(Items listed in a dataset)

- - -

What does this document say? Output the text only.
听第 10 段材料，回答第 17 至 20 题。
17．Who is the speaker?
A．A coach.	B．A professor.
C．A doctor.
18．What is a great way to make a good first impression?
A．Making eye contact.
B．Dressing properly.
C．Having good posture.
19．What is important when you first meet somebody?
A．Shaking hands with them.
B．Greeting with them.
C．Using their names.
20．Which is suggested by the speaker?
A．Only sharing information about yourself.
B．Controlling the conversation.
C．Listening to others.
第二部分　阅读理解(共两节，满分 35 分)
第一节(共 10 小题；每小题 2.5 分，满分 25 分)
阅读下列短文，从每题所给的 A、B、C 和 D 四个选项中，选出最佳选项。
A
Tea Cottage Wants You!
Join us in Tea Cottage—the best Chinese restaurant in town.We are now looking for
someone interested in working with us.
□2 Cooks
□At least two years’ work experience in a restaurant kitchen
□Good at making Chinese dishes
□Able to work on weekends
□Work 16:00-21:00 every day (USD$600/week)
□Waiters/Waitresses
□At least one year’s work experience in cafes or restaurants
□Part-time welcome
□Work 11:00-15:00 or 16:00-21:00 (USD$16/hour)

- - -

→ **Required task**: Copy each line of the listing that holds the word "least".

→ **Reply to the exercise**:
□At least two years’ work experience in a restaurant kitchen
□At least one year’s work experience in cafes or restaurants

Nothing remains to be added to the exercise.